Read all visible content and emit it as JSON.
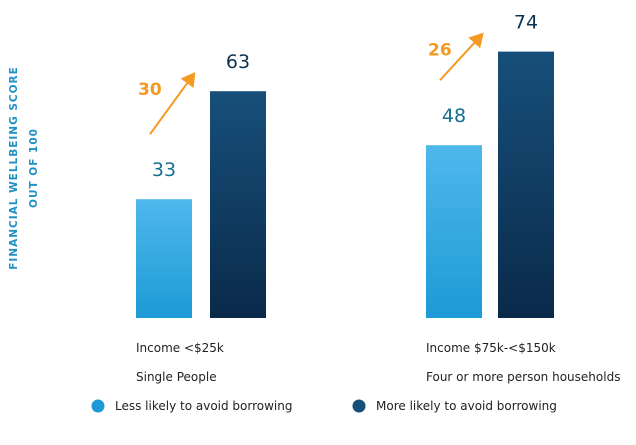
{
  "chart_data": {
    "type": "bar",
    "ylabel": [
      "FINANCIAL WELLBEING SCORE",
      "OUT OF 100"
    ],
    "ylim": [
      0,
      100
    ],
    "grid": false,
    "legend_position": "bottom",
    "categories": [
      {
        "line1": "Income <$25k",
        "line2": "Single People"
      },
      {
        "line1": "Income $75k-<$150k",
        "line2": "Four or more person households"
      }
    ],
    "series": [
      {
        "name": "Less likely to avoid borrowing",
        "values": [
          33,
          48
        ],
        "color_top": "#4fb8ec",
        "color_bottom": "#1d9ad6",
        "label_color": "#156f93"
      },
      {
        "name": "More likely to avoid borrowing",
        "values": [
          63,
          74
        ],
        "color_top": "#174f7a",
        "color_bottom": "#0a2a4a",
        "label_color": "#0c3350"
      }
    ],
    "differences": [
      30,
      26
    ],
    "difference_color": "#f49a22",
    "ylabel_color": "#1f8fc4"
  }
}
★ ★ ★
◆ **TASK TO CARRY OUT**
Keep the pictures out of your copy, and repeat every entry above exactly.

◆ **SOLUTION TO THIS PROBLEM**
Read all visible content and emit it as JSON.
{
  "chart_data": {
    "type": "bar",
    "ylabel": [
      "FINANCIAL WELLBEING SCORE",
      "OUT OF 100"
    ],
    "ylim": [
      0,
      100
    ],
    "grid": false,
    "legend_position": "bottom",
    "categories": [
      {
        "line1": "Income <$25k",
        "line2": "Single People"
      },
      {
        "line1": "Income $75k-<$150k",
        "line2": "Four or more person households"
      }
    ],
    "series": [
      {
        "name": "Less likely to avoid borrowing",
        "values": [
          33,
          48
        ],
        "color_top": "#4fb8ec",
        "color_bottom": "#1d9ad6",
        "label_color": "#156f93"
      },
      {
        "name": "More likely to avoid borrowing",
        "values": [
          63,
          74
        ],
        "color_top": "#174f7a",
        "color_bottom": "#0a2a4a",
        "label_color": "#0c3350"
      }
    ],
    "differences": [
      30,
      26
    ],
    "difference_color": "#f49a22",
    "ylabel_color": "#1f8fc4"
  }
}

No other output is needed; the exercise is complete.